-- Begin GIVEN INFORMATION --

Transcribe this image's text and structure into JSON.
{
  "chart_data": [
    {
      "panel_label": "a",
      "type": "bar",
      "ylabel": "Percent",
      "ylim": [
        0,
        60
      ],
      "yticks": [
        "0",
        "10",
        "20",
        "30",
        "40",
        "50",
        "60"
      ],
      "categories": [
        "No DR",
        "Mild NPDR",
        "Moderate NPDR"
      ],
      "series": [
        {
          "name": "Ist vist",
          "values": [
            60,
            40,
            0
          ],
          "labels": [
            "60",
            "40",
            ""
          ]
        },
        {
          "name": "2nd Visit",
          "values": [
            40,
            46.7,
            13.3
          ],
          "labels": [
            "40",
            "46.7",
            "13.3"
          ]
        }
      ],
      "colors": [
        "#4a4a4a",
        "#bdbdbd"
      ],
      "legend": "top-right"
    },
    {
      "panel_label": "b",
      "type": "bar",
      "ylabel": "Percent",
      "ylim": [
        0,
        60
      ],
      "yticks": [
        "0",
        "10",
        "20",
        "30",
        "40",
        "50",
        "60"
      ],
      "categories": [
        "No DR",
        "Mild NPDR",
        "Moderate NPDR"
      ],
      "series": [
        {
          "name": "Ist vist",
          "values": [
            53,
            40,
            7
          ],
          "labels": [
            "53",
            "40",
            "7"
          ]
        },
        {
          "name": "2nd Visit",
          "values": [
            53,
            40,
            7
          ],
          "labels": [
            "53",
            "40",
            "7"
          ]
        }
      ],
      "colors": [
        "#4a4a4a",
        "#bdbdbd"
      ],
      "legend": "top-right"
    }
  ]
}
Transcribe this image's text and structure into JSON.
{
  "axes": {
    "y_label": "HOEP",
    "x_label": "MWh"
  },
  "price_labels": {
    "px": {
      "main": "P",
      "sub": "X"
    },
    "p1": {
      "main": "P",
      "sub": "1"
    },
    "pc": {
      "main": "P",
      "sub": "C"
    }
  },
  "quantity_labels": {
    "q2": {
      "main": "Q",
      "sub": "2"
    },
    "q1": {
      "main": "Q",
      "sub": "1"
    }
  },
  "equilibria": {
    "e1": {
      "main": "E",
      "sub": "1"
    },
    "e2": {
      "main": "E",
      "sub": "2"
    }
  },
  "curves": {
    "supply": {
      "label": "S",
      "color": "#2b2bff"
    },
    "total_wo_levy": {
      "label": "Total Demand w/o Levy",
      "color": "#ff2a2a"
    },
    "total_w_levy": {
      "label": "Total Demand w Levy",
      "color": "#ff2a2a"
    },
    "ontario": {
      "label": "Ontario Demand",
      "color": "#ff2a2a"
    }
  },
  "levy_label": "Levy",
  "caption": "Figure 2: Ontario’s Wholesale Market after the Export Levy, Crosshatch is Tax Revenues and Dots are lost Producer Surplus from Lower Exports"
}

-- End GIVEN INFORMATION --

* [WRITTEN REQUEST]: Using the listing above, please repeat every entry exactly.

* [CORRECT OUTPUT]:
Transcribe this image's text and structure into JSON.
{
  "chart_data": [
    {
      "panel_label": "a",
      "type": "bar",
      "ylabel": "Percent",
      "ylim": [
        0,
        60
      ],
      "yticks": [
        "0",
        "10",
        "20",
        "30",
        "40",
        "50",
        "60"
      ],
      "categories": [
        "No DR",
        "Mild NPDR",
        "Moderate NPDR"
      ],
      "series": [
        {
          "name": "Ist vist",
          "values": [
            60,
            40,
            0
          ],
          "labels": [
            "60",
            "40",
            ""
          ]
        },
        {
          "name": "2nd Visit",
          "values": [
            40,
            46.7,
            13.3
          ],
          "labels": [
            "40",
            "46.7",
            "13.3"
          ]
        }
      ],
      "colors": [
        "#4a4a4a",
        "#bdbdbd"
      ],
      "legend": "top-right"
    },
    {
      "panel_label": "b",
      "type": "bar",
      "ylabel": "Percent",
      "ylim": [
        0,
        60
      ],
      "yticks": [
        "0",
        "10",
        "20",
        "30",
        "40",
        "50",
        "60"
      ],
      "categories": [
        "No DR",
        "Mild NPDR",
        "Moderate NPDR"
      ],
      "series": [
        {
          "name": "Ist vist",
          "values": [
            53,
            40,
            7
          ],
          "labels": [
            "53",
            "40",
            "7"
          ]
        },
        {
          "name": "2nd Visit",
          "values": [
            53,
            40,
            7
          ],
          "labels": [
            "53",
            "40",
            "7"
          ]
        }
      ],
      "colors": [
        "#4a4a4a",
        "#bdbdbd"
      ],
      "legend": "top-right"
    }
  ]
}
Transcribe this image's text and structure into JSON.
{
  "axes": {
    "y_label": "HOEP",
    "x_label": "MWh"
  },
  "price_labels": {
    "px": {
      "main": "P",
      "sub": "X"
    },
    "p1": {
      "main": "P",
      "sub": "1"
    },
    "pc": {
      "main": "P",
      "sub": "C"
    }
  },
  "quantity_labels": {
    "q2": {
      "main": "Q",
      "sub": "2"
    },
    "q1": {
      "main": "Q",
      "sub": "1"
    }
  },
  "equilibria": {
    "e1": {
      "main": "E",
      "sub": "1"
    },
    "e2": {
      "main": "E",
      "sub": "2"
    }
  },
  "curves": {
    "supply": {
      "label": "S",
      "color": "#2b2bff"
    },
    "total_wo_levy": {
      "label": "Total Demand w/o Levy",
      "color": "#ff2a2a"
    },
    "total_w_levy": {
      "label": "Total Demand w Levy",
      "color": "#ff2a2a"
    },
    "ontario": {
      "label": "Ontario Demand",
      "color": "#ff2a2a"
    }
  },
  "levy_label": "Levy",
  "caption": "Figure 2: Ontario’s Wholesale Market after the Export Levy, Crosshatch is Tax Revenues and Dots are lost Producer Surplus from Lower Exports"
}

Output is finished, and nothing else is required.